• THE PROBLEM:
Return each line holding the string "this".

(Extracts from a graphics dataset)
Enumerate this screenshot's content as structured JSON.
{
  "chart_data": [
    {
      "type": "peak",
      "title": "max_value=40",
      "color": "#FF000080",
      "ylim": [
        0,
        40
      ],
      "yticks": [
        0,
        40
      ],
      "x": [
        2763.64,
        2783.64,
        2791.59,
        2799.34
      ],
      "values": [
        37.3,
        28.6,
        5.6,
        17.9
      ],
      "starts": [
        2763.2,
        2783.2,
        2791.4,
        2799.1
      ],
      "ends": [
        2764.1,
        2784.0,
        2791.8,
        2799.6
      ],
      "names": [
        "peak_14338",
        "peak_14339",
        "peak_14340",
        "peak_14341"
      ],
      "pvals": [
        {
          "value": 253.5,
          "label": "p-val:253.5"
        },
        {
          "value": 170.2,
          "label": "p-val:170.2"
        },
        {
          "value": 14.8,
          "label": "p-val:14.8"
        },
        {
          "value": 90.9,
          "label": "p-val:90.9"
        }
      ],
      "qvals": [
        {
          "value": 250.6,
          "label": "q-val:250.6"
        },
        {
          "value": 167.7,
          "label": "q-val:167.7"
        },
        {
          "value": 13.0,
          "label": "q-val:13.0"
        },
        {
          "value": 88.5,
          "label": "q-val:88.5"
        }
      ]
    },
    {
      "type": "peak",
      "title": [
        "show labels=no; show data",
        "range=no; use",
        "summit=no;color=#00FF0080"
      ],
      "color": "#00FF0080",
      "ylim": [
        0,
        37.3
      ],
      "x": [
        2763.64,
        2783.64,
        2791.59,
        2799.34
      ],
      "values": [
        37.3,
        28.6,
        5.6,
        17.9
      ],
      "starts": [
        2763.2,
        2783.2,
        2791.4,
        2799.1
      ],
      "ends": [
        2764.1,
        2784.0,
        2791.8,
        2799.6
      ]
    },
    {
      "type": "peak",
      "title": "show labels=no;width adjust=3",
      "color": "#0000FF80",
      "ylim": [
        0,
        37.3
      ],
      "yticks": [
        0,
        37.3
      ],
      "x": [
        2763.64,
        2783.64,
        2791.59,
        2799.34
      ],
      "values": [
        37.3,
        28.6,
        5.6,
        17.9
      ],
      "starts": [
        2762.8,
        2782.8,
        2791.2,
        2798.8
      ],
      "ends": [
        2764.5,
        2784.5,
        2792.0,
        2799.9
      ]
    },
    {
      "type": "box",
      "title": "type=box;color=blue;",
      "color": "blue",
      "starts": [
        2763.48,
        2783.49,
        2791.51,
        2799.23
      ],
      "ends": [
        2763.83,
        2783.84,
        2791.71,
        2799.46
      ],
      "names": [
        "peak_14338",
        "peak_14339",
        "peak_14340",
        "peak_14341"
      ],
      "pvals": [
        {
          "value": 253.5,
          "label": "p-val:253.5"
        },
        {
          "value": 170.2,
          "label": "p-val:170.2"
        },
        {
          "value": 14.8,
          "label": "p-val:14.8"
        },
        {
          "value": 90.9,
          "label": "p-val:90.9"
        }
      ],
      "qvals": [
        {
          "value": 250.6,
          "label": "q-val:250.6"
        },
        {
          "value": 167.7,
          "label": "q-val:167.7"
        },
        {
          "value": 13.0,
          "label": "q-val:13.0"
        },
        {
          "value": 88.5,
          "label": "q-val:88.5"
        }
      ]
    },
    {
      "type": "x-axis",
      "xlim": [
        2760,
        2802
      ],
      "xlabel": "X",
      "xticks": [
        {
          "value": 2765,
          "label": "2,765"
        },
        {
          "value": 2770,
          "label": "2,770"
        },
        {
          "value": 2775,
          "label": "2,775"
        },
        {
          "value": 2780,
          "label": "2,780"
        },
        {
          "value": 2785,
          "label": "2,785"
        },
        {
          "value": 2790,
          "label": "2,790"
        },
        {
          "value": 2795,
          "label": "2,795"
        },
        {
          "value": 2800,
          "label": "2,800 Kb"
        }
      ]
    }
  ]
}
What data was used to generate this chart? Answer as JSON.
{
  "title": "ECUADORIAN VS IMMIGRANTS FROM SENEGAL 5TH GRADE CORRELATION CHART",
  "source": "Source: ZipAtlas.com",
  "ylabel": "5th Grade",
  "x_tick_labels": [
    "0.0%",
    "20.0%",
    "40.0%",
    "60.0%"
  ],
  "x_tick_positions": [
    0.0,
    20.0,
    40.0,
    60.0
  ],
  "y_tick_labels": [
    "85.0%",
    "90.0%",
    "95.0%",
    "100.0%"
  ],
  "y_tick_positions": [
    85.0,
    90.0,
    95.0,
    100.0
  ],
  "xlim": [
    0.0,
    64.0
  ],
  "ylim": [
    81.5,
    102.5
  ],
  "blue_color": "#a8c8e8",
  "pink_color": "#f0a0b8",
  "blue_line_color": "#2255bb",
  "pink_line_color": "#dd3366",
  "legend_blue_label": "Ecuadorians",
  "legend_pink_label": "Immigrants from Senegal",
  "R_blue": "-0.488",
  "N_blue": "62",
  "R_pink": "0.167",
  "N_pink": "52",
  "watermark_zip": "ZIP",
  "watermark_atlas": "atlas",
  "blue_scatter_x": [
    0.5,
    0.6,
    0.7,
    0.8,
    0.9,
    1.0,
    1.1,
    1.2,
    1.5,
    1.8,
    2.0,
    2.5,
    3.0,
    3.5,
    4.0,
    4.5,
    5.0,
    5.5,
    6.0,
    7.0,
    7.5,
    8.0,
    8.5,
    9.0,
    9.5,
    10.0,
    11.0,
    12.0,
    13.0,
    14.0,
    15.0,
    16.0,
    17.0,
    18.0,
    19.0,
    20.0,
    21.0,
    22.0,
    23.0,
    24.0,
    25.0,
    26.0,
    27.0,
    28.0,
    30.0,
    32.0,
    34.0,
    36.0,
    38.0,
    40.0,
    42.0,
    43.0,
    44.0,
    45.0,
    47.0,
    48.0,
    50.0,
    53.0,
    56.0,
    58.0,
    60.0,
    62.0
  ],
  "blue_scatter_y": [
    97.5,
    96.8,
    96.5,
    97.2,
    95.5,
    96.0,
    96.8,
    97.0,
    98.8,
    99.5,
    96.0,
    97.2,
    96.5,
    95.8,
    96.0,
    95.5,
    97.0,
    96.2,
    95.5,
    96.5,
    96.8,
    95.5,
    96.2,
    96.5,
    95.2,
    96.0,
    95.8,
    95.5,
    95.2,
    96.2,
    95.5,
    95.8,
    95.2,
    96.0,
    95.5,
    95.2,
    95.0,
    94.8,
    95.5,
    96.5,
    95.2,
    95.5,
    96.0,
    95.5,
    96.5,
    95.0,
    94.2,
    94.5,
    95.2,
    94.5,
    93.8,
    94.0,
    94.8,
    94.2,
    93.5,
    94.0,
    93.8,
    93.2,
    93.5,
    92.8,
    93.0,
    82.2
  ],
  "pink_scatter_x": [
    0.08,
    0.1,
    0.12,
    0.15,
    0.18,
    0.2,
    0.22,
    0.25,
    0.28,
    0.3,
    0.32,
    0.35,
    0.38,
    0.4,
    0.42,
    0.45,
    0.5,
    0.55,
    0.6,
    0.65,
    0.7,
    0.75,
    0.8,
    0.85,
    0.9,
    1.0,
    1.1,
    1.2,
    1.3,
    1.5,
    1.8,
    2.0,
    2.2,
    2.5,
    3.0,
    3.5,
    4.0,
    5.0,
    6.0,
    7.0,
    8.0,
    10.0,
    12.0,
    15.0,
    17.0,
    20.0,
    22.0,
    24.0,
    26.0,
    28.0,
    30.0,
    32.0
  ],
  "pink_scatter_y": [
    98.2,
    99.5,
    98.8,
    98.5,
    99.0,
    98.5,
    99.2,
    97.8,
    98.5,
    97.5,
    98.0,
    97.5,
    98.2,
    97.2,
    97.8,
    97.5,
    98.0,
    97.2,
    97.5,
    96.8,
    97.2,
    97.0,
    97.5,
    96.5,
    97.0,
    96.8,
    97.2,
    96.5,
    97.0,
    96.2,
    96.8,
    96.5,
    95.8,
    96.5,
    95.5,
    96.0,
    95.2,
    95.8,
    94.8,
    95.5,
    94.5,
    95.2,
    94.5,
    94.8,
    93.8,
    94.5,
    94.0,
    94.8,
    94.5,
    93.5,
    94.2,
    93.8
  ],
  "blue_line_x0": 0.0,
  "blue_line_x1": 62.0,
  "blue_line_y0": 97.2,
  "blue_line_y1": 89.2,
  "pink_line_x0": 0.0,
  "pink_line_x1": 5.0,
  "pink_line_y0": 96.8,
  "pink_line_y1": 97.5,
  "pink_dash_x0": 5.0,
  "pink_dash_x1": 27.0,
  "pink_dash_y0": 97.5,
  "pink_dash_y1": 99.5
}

• SOLUTION:
Enumerate this screenshot's content as structured JSON.
What data was used to generate this chart? Answer as JSON.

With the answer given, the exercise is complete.